**Exercise directions**
Write out every line below that includes the word "Rowans".

====== Exercise inputs

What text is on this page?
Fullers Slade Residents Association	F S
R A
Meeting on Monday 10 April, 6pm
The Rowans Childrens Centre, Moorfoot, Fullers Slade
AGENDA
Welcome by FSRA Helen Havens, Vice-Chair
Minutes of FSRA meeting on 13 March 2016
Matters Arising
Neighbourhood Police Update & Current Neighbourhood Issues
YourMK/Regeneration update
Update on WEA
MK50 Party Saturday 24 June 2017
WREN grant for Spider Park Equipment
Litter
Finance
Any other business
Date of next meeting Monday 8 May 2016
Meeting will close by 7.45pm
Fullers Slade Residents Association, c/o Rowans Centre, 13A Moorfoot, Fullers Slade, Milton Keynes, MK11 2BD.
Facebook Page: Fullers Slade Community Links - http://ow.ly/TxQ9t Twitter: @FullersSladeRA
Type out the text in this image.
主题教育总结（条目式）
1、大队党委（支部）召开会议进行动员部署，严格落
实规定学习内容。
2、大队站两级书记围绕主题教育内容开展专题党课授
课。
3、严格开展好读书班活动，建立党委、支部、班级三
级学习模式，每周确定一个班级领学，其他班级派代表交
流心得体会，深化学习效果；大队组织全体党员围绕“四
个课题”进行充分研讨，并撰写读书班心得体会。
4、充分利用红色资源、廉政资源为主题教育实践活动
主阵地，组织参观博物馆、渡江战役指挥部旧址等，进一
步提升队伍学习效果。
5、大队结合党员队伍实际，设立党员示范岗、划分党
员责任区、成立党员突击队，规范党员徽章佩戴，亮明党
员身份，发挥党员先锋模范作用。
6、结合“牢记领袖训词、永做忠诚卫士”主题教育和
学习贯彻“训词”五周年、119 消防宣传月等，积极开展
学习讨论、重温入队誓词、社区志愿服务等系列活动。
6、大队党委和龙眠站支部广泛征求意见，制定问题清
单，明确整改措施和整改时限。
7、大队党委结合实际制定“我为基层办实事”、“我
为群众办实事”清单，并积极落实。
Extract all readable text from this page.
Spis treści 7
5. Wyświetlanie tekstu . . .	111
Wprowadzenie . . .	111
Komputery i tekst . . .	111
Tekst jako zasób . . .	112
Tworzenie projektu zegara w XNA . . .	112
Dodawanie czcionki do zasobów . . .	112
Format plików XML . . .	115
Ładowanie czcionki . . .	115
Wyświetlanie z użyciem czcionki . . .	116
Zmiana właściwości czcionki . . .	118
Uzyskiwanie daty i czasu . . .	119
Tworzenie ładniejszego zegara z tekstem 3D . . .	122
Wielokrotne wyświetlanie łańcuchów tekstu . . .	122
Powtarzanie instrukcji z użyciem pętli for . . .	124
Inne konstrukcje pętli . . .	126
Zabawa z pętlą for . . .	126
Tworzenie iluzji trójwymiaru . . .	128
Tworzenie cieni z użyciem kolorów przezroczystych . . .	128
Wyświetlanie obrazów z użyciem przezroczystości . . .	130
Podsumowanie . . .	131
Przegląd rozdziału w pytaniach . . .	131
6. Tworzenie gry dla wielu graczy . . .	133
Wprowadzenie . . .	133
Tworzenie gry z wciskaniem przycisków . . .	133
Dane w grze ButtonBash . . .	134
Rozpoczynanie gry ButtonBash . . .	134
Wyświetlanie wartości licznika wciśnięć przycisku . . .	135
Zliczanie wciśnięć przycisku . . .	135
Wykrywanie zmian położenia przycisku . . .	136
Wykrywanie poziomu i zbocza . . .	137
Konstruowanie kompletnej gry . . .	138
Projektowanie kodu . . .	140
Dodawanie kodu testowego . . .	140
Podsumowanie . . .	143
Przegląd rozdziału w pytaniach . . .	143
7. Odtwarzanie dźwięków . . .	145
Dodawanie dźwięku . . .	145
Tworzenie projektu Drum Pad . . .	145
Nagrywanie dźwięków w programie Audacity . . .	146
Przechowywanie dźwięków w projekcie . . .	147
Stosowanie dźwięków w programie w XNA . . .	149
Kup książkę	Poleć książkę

============

**Output below**
The Rowans Childrens Centre, Moorfoot, Fullers Slade
Fullers Slade Residents Association, c/o Rowans Centre, 13A Moorfoot, Fullers Slade, Milton Keynes, MK11 2BD.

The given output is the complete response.